* **Exercise objective**
Could you repeat, word for word, every line from the one containing "Read out every word on this page." through the final line of the records below, and nothing else?

◆ ◆ ◆

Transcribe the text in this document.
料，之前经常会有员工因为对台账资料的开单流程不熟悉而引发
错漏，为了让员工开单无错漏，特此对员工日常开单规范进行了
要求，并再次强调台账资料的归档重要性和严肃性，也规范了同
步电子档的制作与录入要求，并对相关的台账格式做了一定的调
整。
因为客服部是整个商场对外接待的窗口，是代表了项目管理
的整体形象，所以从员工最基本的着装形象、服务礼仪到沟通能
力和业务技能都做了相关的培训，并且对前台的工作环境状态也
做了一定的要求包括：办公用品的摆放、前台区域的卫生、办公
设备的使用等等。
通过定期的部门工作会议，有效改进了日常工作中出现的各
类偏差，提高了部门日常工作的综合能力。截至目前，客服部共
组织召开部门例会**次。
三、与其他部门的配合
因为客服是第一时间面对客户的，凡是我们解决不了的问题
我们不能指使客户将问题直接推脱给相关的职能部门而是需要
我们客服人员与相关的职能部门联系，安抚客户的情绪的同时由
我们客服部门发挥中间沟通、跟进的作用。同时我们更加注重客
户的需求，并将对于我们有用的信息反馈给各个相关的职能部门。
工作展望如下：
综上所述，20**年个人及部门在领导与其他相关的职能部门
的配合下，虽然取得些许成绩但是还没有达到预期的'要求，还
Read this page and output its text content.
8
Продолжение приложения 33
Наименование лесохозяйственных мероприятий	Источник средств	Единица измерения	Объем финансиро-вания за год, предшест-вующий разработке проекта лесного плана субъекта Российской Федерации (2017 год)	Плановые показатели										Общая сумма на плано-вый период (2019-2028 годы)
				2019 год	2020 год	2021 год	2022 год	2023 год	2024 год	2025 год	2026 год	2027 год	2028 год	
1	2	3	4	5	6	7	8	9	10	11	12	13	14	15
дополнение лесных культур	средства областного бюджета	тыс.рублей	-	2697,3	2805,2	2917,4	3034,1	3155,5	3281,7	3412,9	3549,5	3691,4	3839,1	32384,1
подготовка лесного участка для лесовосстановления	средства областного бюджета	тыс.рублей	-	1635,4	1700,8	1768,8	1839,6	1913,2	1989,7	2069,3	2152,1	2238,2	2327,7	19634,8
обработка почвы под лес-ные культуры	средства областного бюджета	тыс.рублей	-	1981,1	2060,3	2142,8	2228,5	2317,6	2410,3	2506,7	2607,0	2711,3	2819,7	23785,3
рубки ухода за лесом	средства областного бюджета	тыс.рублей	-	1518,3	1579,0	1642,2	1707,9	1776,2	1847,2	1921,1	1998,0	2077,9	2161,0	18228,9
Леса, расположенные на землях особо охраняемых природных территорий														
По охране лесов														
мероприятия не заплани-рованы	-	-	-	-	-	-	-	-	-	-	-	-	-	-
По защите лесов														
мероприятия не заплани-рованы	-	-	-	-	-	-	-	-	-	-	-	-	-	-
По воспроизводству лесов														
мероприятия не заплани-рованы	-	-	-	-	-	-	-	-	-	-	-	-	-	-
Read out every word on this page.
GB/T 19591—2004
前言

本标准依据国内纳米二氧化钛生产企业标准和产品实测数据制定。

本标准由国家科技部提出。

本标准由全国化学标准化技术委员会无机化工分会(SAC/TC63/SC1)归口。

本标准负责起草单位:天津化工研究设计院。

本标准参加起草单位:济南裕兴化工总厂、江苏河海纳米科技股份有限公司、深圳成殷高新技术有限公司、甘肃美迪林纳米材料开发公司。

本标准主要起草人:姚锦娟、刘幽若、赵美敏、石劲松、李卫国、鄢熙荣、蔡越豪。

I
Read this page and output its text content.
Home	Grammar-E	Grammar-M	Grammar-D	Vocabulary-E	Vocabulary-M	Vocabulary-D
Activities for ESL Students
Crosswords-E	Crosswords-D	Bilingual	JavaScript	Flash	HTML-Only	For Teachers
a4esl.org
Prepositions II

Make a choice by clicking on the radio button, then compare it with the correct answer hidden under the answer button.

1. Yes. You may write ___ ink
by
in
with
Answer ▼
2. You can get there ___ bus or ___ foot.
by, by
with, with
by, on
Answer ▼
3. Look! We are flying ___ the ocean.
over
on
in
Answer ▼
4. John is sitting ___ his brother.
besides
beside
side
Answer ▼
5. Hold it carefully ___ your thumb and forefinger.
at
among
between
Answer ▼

◆ ◆ ◆

* **Response for this exercise**
Read out every word on this page.
GB/T 19591—2004
前言

本标准依据国内纳米二氧化钛生产企业标准和产品实测数据制定。

本标准由国家科技部提出。

本标准由全国化学标准化技术委员会无机化工分会(SAC/TC63/SC1)归口。

本标准负责起草单位:天津化工研究设计院。

本标准参加起草单位:济南裕兴化工总厂、江苏河海纳米科技股份有限公司、深圳成殷高新技术有限公司、甘肃美迪林纳米材料开发公司。

本标准主要起草人:姚锦娟、刘幽若、赵美敏、石劲松、李卫国、鄢熙荣、蔡越豪。

I
Read this page and output its text content.
Home	Grammar-E	Grammar-M	Grammar-D	Vocabulary-E	Vocabulary-M	Vocabulary-D
Activities for ESL Students
Crosswords-E	Crosswords-D	Bilingual	JavaScript	Flash	HTML-Only	For Teachers
a4esl.org
Prepositions II

Make a choice by clicking on the radio button, then compare it with the correct answer hidden under the answer button.

1. Yes. You may write ___ ink
by
in
with
Answer ▼
2. You can get there ___ bus or ___ foot.
by, by
with, with
by, on
Answer ▼
3. Look! We are flying ___ the ocean.
over
on
in
Answer ▼
4. John is sitting ___ his brother.
besides
beside
side
Answer ▼
5. Hold it carefully ___ your thumb and forefinger.
at
among
between
Answer ▼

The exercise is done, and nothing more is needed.